Work to be completed: Isolate every line in the records below with "brand" in it.

Material for this task:
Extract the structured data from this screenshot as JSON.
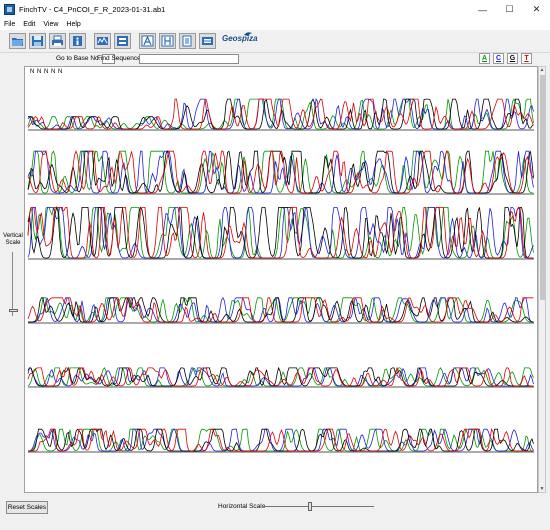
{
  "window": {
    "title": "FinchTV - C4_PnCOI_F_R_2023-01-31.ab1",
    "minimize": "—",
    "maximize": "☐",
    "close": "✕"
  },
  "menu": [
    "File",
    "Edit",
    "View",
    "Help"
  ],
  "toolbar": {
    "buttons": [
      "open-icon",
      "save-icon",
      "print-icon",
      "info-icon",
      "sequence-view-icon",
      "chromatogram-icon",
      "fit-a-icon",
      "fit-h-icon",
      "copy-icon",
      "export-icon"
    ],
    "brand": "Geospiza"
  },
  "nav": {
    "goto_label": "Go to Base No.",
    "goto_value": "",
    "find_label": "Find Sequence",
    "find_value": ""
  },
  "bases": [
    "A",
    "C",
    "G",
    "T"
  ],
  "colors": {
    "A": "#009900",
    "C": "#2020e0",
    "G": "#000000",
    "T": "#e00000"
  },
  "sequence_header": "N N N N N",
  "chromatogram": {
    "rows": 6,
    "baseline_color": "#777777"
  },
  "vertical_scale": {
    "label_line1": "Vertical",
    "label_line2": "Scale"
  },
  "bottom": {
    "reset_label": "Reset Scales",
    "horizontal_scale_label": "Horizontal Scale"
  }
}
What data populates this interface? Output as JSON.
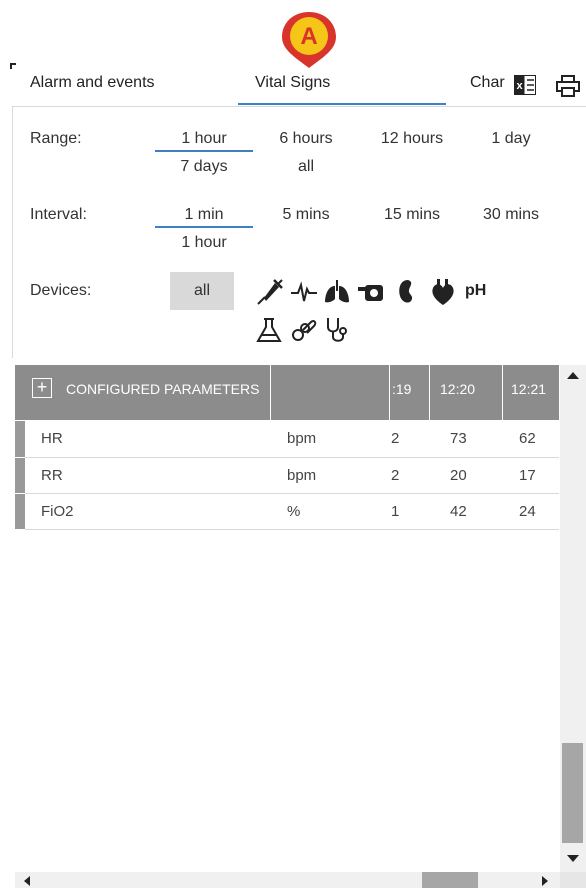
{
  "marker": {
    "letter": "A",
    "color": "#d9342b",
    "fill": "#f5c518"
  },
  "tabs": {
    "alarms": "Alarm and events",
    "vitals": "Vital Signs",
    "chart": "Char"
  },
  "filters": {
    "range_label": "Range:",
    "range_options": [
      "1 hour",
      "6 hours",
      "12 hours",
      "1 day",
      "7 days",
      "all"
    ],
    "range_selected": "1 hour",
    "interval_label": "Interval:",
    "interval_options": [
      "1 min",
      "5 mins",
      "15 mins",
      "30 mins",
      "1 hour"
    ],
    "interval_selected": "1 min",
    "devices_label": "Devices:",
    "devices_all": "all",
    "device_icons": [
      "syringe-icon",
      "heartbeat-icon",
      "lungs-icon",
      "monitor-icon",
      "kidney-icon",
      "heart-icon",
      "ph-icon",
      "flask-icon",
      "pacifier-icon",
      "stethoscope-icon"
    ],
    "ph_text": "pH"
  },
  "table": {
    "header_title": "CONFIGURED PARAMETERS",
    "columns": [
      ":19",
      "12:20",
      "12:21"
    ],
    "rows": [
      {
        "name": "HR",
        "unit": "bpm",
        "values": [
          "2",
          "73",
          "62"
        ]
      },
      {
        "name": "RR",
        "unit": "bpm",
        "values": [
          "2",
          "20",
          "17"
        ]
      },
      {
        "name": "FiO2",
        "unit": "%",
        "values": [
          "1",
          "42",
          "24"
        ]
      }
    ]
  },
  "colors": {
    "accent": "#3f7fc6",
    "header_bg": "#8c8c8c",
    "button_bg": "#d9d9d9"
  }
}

==

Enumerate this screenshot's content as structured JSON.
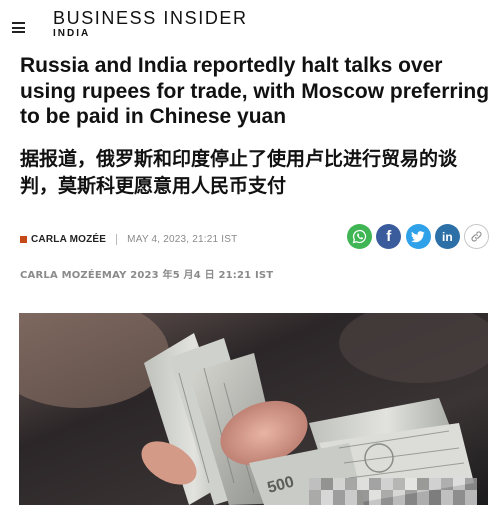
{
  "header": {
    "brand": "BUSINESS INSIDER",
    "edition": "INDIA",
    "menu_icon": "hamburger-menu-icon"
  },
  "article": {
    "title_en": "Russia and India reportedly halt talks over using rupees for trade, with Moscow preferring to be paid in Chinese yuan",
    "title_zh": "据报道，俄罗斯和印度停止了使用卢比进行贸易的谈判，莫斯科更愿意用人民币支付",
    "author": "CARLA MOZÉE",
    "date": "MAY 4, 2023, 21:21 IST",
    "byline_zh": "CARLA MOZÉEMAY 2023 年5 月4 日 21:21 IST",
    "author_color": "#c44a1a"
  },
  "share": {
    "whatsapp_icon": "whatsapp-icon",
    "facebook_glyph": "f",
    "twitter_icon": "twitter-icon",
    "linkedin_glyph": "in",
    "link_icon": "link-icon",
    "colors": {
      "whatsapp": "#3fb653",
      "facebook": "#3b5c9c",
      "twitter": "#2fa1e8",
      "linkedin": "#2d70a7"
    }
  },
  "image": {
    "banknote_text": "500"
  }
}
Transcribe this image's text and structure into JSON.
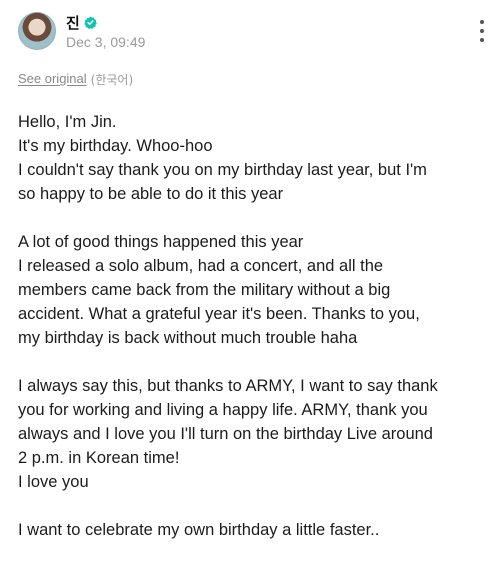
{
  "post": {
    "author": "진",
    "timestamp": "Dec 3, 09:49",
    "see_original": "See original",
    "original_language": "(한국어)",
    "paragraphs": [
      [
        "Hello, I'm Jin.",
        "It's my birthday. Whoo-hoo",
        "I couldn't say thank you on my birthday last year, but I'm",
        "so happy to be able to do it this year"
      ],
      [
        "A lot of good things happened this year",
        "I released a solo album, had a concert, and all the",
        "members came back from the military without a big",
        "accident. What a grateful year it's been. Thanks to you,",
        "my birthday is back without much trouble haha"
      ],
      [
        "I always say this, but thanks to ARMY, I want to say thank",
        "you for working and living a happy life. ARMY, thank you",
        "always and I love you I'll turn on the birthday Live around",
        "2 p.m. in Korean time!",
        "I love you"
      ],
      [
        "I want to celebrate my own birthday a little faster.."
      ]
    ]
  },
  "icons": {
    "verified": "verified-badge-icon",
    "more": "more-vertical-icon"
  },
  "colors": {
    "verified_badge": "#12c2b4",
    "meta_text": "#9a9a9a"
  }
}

Full answer:
    "brand": "Geospiza"
    "brand": "BUSINESS INSIDER",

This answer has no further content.